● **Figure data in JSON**
- - - - -

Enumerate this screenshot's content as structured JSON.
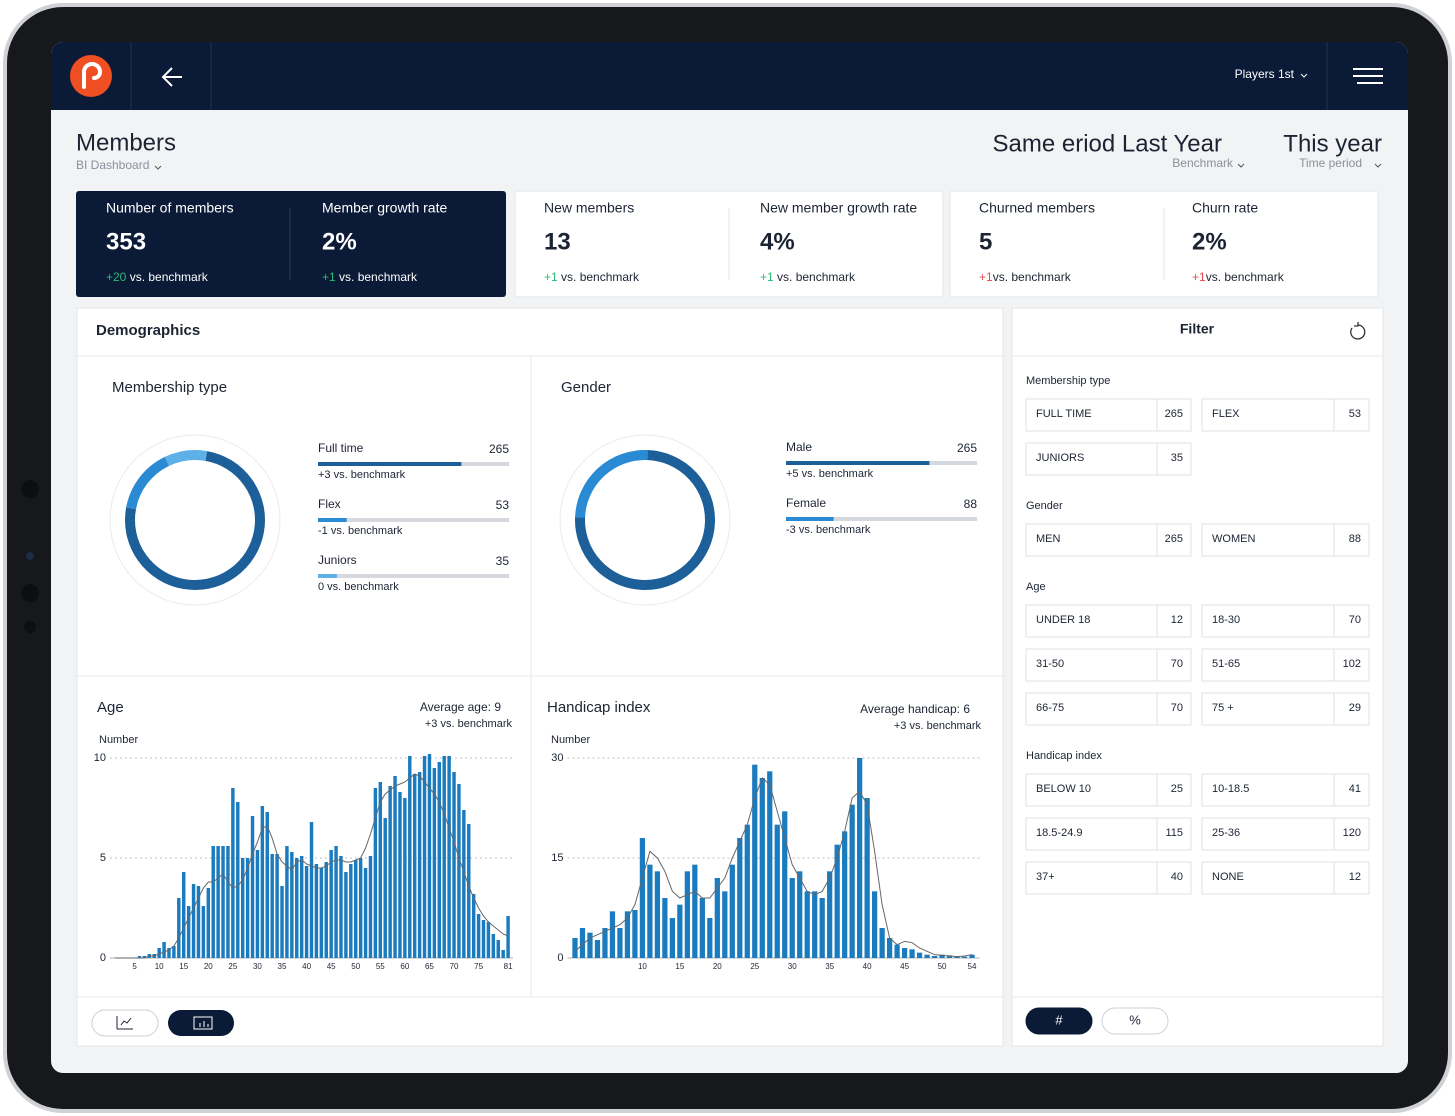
{
  "nav": {
    "menu": "Players 1st"
  },
  "header": {
    "title": "Members",
    "subtitle": "BI Dashboard",
    "benchmark": {
      "value": "Same eriod Last Year",
      "label": "Benchmark"
    },
    "period": {
      "value": "This year",
      "label": "Time period"
    }
  },
  "kpis": [
    {
      "label": "Number of members",
      "value": "353",
      "delta": "+20",
      "note": " vs. benchmark",
      "delta_color": "#2eb872"
    },
    {
      "label": "Member growth rate",
      "value": "2%",
      "delta": "+1",
      "note": " vs. benchmark",
      "delta_color": "#2eb872"
    },
    {
      "label": "New members",
      "value": "13",
      "delta": "+1",
      "note": " vs. benchmark",
      "delta_color": "#2eb872"
    },
    {
      "label": "New member growth rate",
      "value": "4%",
      "delta": "+1",
      "note": " vs. benchmark",
      "delta_color": "#2eb872"
    },
    {
      "label": "Churned members",
      "value": "5",
      "delta": "+1",
      "note": "vs. benchmark",
      "delta_color": "#e5484d"
    },
    {
      "label": "Churn rate",
      "value": "2%",
      "delta": "+1",
      "note": "vs. benchmark",
      "delta_color": "#e5484d"
    }
  ],
  "demographics": {
    "title": "Demographics",
    "membership": {
      "title": "Membership type",
      "items": [
        {
          "label": "Full time",
          "value": 265,
          "delta": "+3 vs. benchmark",
          "color": "#1d5f99"
        },
        {
          "label": "Flex",
          "value": 53,
          "delta": "-1 vs. benchmark",
          "color": "#2a8bd4"
        },
        {
          "label": "Juniors",
          "value": 35,
          "delta": "0 vs. benchmark",
          "color": "#5db0e8"
        }
      ]
    },
    "gender": {
      "title": "Gender",
      "items": [
        {
          "label": "Male",
          "value": 265,
          "delta": "+5 vs. benchmark",
          "color": "#1d5f99"
        },
        {
          "label": "Female",
          "value": 88,
          "delta": "-3 vs. benchmark",
          "color": "#2a8bd4"
        }
      ]
    },
    "age": {
      "type": "bar",
      "title": "Age",
      "average": "Average age: 9",
      "benchmark": "+3 vs. benchmark",
      "ylabel": "Number",
      "color": "#1a7bbf",
      "trend_color": "#666666",
      "x": [
        1,
        2,
        3,
        4,
        5,
        6,
        7,
        8,
        9,
        10,
        11,
        12,
        13,
        14,
        15,
        16,
        17,
        18,
        19,
        20,
        21,
        22,
        23,
        24,
        25,
        26,
        27,
        28,
        29,
        30,
        31,
        32,
        33,
        34,
        35,
        36,
        37,
        38,
        39,
        40,
        41,
        42,
        43,
        44,
        45,
        46,
        47,
        48,
        49,
        50,
        51,
        52,
        53,
        54,
        55,
        56,
        57,
        58,
        59,
        60,
        61,
        62,
        63,
        64,
        65,
        66,
        67,
        68,
        69,
        70,
        71,
        72,
        73,
        74,
        75,
        76,
        77,
        78,
        79,
        80,
        81
      ],
      "values": [
        0,
        0,
        0,
        0,
        0,
        0.1,
        0.1,
        0.2,
        0.2,
        0.5,
        0.8,
        0.5,
        0.6,
        3,
        4.3,
        2.6,
        3.7,
        3.6,
        2.6,
        3.5,
        5.6,
        5.6,
        5.6,
        5.6,
        8.5,
        7.8,
        5,
        5,
        7.1,
        5.4,
        7.6,
        7.3,
        5.2,
        5.2,
        3.6,
        5.6,
        5.3,
        5,
        5.1,
        4.6,
        6.8,
        4.7,
        4.5,
        4.8,
        5.4,
        5.6,
        5.1,
        4.3,
        4.7,
        4.9,
        5,
        4.5,
        5.1,
        8.5,
        8.8,
        7,
        8.6,
        9.1,
        8.3,
        8,
        10.1,
        9.2,
        9.3,
        10.1,
        10.2,
        9.5,
        9.8,
        10.1,
        10.1,
        9.3,
        8.7,
        7.4,
        6.7,
        3.2,
        2.2,
        1.9,
        1.8,
        1.2,
        0.9,
        0.4,
        2.1
      ],
      "trend": [
        0,
        0,
        0,
        0,
        0,
        0,
        0,
        0.1,
        0.1,
        0.2,
        0.3,
        0.4,
        0.6,
        1,
        1.5,
        2,
        2.5,
        3,
        3.5,
        3.8,
        3.8,
        4,
        4.2,
        3.8,
        3.5,
        3.6,
        3.9,
        4.5,
        5.2,
        5.8,
        6.5,
        6.6,
        6,
        5.2,
        4.8,
        4.6,
        4.4,
        4.8,
        4.9,
        4.7,
        4.6,
        4.5,
        4.5,
        4.6,
        4.8,
        4.9,
        4.9,
        4.8,
        4.8,
        4.9,
        5,
        5.5,
        6.2,
        7,
        7.8,
        8.2,
        8.4,
        8.6,
        8.7,
        8.8,
        9,
        9.2,
        9.1,
        8.8,
        8.5,
        8.2,
        7.8,
        7.2,
        6.5,
        5.8,
        5,
        4.3,
        3.6,
        3,
        2.5,
        2.1,
        1.8,
        1.6,
        1.4,
        1.2,
        1.1
      ],
      "xlim": [
        0,
        82
      ],
      "xticks": [
        5,
        10,
        15,
        20,
        25,
        30,
        35,
        40,
        45,
        50,
        55,
        60,
        65,
        70,
        75,
        81
      ],
      "ylim": [
        0,
        10
      ],
      "yticks": [
        0,
        5,
        10
      ]
    },
    "handicap": {
      "type": "bar",
      "title": "Handicap index",
      "average": "Average handicap: 6",
      "benchmark": "+3 vs. benchmark",
      "ylabel": "Number",
      "color": "#1a7bbf",
      "trend_color": "#666666",
      "x": [
        1,
        2,
        3,
        4,
        5,
        6,
        7,
        8,
        9,
        10,
        11,
        12,
        13,
        14,
        15,
        16,
        17,
        18,
        19,
        20,
        21,
        22,
        23,
        24,
        25,
        26,
        27,
        28,
        29,
        30,
        31,
        32,
        33,
        34,
        35,
        36,
        37,
        38,
        39,
        40,
        41,
        42,
        43,
        44,
        45,
        46,
        47,
        48,
        49,
        50,
        51,
        52,
        53,
        54
      ],
      "values": [
        3,
        4.5,
        3.8,
        2.7,
        4.5,
        7,
        4.5,
        7,
        7.2,
        18,
        14,
        13,
        9,
        6,
        8,
        13,
        14,
        9,
        6,
        12,
        10,
        14,
        18,
        20,
        29,
        27,
        28,
        20,
        22,
        12,
        13,
        10,
        10,
        9,
        13,
        17,
        19,
        23,
        30,
        24,
        10,
        4.5,
        3,
        2,
        1.5,
        1.3,
        0.8,
        0.5,
        0.3,
        0.5,
        0.4,
        0.3,
        0.2,
        0.5
      ],
      "trend": [
        1,
        2,
        3,
        3.5,
        4,
        4.5,
        5,
        6,
        8,
        12,
        16,
        15,
        13,
        10,
        9,
        9.5,
        10,
        9,
        9,
        10.5,
        12,
        15,
        17.5,
        20,
        24,
        27,
        26,
        22,
        18,
        14,
        12,
        10,
        9.5,
        10,
        12,
        15,
        19,
        24,
        25,
        23,
        16,
        8,
        3,
        2,
        2.5,
        2.3,
        1.5,
        1,
        0.5,
        0.4,
        0.3,
        0.2,
        0.3,
        0.5
      ],
      "xlim": [
        0,
        55
      ],
      "xticks": [
        10,
        15,
        20,
        25,
        30,
        35,
        40,
        45,
        50,
        54
      ],
      "ylim": [
        0,
        30
      ],
      "yticks": [
        0,
        15,
        30
      ]
    }
  },
  "filter": {
    "title": "Filter",
    "groups": [
      {
        "title": "Membership type",
        "options": [
          {
            "label": "FULL TIME",
            "count": 265
          },
          {
            "label": "FLEX",
            "count": 53
          },
          {
            "label": "JUNIORS",
            "count": 35
          }
        ]
      },
      {
        "title": "Gender",
        "options": [
          {
            "label": "MEN",
            "count": 265
          },
          {
            "label": "WOMEN",
            "count": 88
          }
        ]
      },
      {
        "title": "Age",
        "options": [
          {
            "label": "UNDER 18",
            "count": 12
          },
          {
            "label": "18-30",
            "count": 70
          },
          {
            "label": "31-50",
            "count": 70
          },
          {
            "label": "51-65",
            "count": 102
          },
          {
            "label": "66-75",
            "count": 70
          },
          {
            "label": "75 +",
            "count": 29
          }
        ]
      },
      {
        "title": "Handicap index",
        "options": [
          {
            "label": "BELOW 10",
            "count": 25
          },
          {
            "label": "10-18.5",
            "count": 41
          },
          {
            "label": "18.5-24.9",
            "count": 115
          },
          {
            "label": "25-36",
            "count": 120
          },
          {
            "label": "37+",
            "count": 40
          },
          {
            "label": "NONE",
            "count": 12
          }
        ]
      }
    ],
    "units": [
      "#",
      "%"
    ]
  }
}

- - - - -

● **Exercise objective**
Among the lines above, count those containing the word "type" and give nothing but the result.

● **Finished exercise**
4